• Exercise aim
In the listing below, pick out lines with "this".

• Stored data
•••

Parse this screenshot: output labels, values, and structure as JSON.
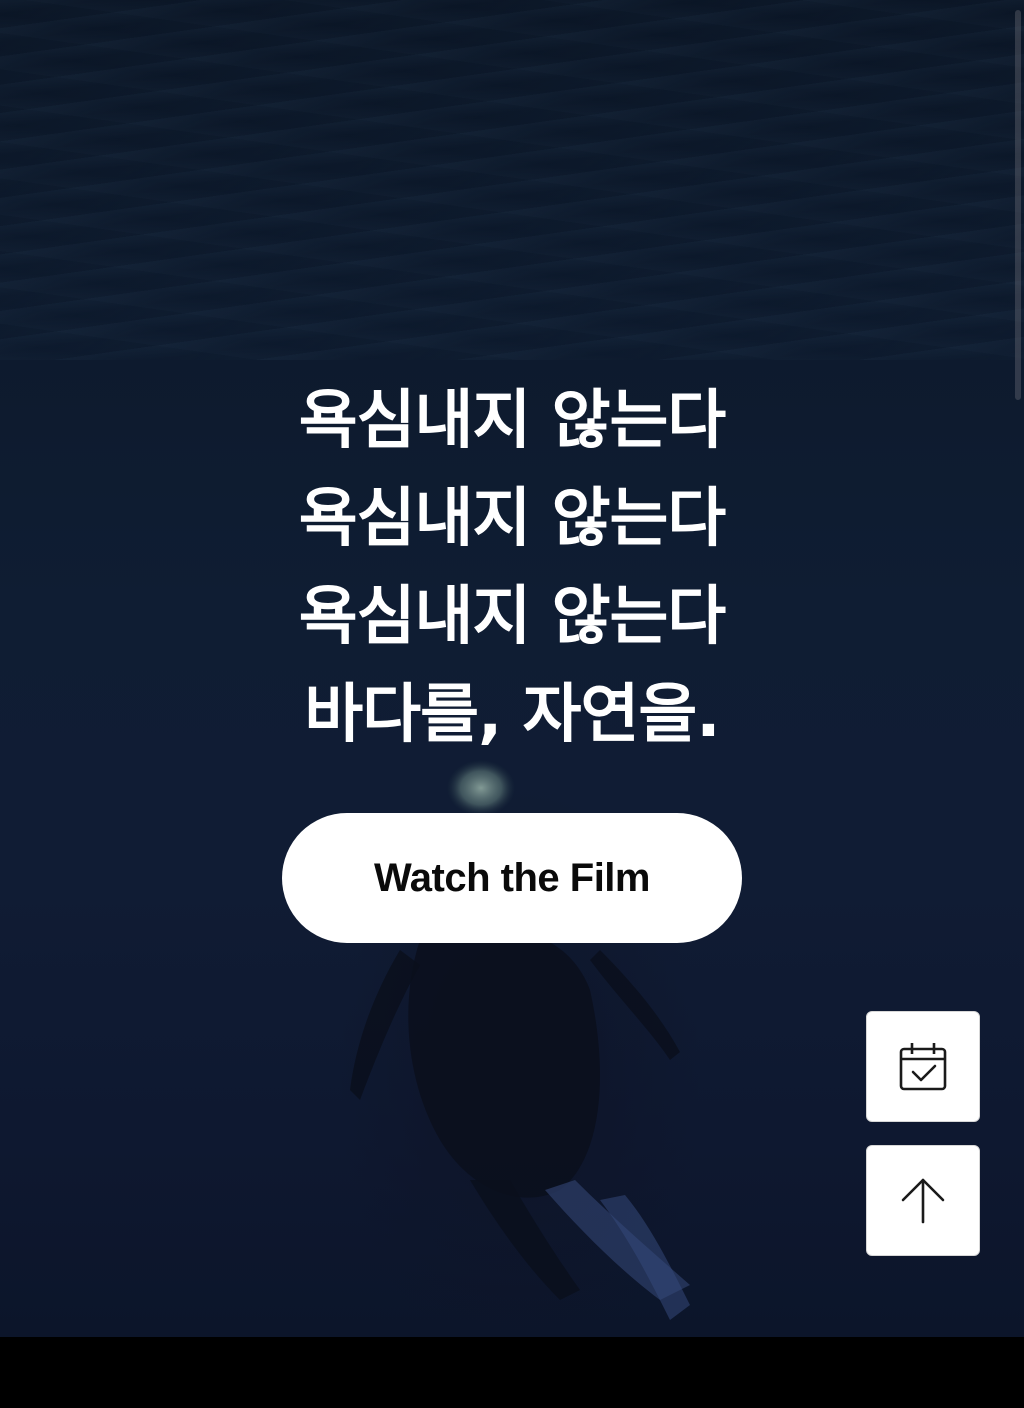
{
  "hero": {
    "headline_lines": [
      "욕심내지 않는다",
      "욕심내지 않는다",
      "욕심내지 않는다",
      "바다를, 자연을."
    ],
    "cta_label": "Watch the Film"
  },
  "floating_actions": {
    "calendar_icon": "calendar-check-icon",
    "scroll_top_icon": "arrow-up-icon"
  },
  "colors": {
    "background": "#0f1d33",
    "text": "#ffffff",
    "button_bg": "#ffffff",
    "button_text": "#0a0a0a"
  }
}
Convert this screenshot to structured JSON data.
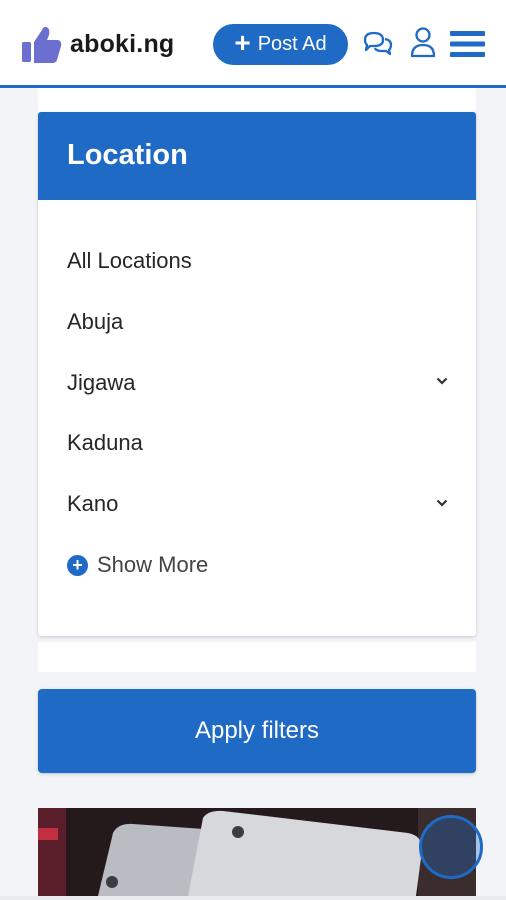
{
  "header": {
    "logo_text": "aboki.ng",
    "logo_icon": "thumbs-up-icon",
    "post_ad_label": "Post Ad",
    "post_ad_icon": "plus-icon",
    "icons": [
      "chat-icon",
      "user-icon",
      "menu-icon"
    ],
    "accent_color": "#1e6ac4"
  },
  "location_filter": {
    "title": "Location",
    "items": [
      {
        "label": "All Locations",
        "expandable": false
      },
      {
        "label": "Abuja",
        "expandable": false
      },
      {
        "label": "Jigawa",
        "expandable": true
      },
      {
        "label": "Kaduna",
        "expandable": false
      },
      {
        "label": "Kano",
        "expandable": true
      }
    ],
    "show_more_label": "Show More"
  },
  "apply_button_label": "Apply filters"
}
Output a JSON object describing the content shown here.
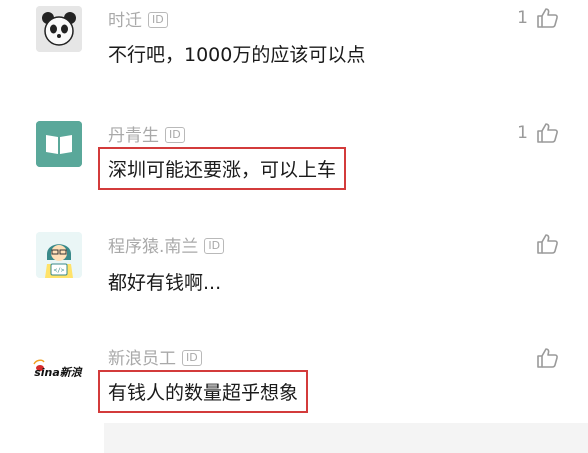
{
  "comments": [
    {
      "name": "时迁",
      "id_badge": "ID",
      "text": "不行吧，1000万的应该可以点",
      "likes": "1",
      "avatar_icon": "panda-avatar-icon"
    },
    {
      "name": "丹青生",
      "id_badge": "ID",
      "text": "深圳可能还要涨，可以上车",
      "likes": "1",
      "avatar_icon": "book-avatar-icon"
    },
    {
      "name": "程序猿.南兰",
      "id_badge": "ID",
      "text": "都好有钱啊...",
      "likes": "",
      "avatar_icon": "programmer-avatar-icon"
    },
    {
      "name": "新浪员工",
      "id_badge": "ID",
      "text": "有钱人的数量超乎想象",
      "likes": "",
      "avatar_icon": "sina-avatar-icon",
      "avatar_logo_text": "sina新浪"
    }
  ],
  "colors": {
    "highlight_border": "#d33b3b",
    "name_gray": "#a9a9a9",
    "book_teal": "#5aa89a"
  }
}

•••

• Reply to the task
Parse this screenshot: output labels, values, and structure as JSON.
Convert this screenshot to structured JSON data.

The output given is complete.